◆ **Request**: Please output the lines shown below exactly as they appear.

◆ **Input records**:
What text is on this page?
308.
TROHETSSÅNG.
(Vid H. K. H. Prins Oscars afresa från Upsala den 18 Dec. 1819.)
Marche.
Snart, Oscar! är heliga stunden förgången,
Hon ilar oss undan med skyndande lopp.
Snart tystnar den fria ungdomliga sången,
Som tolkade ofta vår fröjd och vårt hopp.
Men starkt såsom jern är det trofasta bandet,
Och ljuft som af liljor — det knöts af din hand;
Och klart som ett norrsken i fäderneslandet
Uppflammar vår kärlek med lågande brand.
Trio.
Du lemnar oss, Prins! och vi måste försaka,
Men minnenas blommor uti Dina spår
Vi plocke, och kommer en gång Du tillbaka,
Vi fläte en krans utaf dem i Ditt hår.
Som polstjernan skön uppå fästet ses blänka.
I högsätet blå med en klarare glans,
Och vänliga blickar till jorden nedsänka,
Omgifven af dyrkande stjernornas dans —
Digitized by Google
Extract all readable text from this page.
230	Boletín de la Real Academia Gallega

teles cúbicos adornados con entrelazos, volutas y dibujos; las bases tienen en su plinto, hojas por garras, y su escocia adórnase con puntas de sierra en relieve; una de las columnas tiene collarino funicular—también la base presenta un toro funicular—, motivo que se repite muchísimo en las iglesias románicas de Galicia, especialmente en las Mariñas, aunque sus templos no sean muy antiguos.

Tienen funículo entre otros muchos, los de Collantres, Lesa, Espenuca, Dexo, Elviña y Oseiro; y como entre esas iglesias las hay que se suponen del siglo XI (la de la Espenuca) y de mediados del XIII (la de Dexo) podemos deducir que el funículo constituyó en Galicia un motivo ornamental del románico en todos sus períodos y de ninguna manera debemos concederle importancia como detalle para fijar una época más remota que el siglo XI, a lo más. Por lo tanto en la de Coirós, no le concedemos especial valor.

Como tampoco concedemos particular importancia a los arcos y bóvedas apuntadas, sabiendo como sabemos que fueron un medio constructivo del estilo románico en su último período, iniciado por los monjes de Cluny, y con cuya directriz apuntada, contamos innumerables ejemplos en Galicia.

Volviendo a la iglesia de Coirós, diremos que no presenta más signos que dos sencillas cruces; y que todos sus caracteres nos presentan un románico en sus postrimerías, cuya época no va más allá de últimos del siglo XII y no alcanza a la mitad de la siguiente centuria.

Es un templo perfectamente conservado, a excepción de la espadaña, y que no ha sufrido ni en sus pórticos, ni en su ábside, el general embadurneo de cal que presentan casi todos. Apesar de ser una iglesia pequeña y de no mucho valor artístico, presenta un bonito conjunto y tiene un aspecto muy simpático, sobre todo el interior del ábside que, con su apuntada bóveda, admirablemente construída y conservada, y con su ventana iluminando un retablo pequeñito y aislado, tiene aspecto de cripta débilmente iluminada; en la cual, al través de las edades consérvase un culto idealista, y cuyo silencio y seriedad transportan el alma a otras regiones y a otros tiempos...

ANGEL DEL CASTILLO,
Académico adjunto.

◆ **Result of the task**:
What text is on this page?
308.
TROHETSSÅNG.
(Vid H. K. H. Prins Oscars afresa från Upsala den 18 Dec. 1819.)
Marche.
Snart, Oscar! är heliga stunden förgången,
Hon ilar oss undan med skyndande lopp.
Snart tystnar den fria ungdomliga sången,
Som tolkade ofta vår fröjd och vårt hopp.
Men starkt såsom jern är det trofasta bandet,
Och ljuft som af liljor — det knöts af din hand;
Och klart som ett norrsken i fäderneslandet
Uppflammar vår kärlek med lågande brand.
Trio.
Du lemnar oss, Prins! och vi måste försaka,
Men minnenas blommor uti Dina spår
Vi plocke, och kommer en gång Du tillbaka,
Vi fläte en krans utaf dem i Ditt hår.
Som polstjernan skön uppå fästet ses blänka.
I högsätet blå med en klarare glans,
Och vänliga blickar till jorden nedsänka,
Omgifven af dyrkande stjernornas dans —
Digitized by Google
Extract all readable text from this page.
230	Boletín de la Real Academia Gallega

teles cúbicos adornados con entrelazos, volutas y dibujos; las bases tienen en su plinto, hojas por garras, y su escocia adórnase con puntas de sierra en relieve; una de las columnas tiene collarino funicular—también la base presenta un toro funicular—, motivo que se repite muchísimo en las iglesias románicas de Galicia, especialmente en las Mariñas, aunque sus templos no sean muy antiguos.

Tienen funículo entre otros muchos, los de Collantres, Lesa, Espenuca, Dexo, Elviña y Oseiro; y como entre esas iglesias las hay que se suponen del siglo XI (la de la Espenuca) y de mediados del XIII (la de Dexo) podemos deducir que el funículo constituyó en Galicia un motivo ornamental del románico en todos sus períodos y de ninguna manera debemos concederle importancia como detalle para fijar una época más remota que el siglo XI, a lo más. Por lo tanto en la de Coirós, no le concedemos especial valor.

Como tampoco concedemos particular importancia a los arcos y bóvedas apuntadas, sabiendo como sabemos que fueron un medio constructivo del estilo románico en su último período, iniciado por los monjes de Cluny, y con cuya directriz apuntada, contamos innumerables ejemplos en Galicia.

Volviendo a la iglesia de Coirós, diremos que no presenta más signos que dos sencillas cruces; y que todos sus caracteres nos presentan un románico en sus postrimerías, cuya época no va más allá de últimos del siglo XII y no alcanza a la mitad de la siguiente centuria.

Es un templo perfectamente conservado, a excepción de la espadaña, y que no ha sufrido ni en sus pórticos, ni en su ábside, el general embadurneo de cal que presentan casi todos. Apesar de ser una iglesia pequeña y de no mucho valor artístico, presenta un bonito conjunto y tiene un aspecto muy simpático, sobre todo el interior del ábside que, con su apuntada bóveda, admirablemente construída y conservada, y con su ventana iluminando un retablo pequeñito y aislado, tiene aspecto de cripta débilmente iluminada; en la cual, al través de las edades consérvase un culto idealista, y cuyo silencio y seriedad transportan el alma a otras regiones y a otros tiempos...

ANGEL DEL CASTILLO,
Académico adjunto.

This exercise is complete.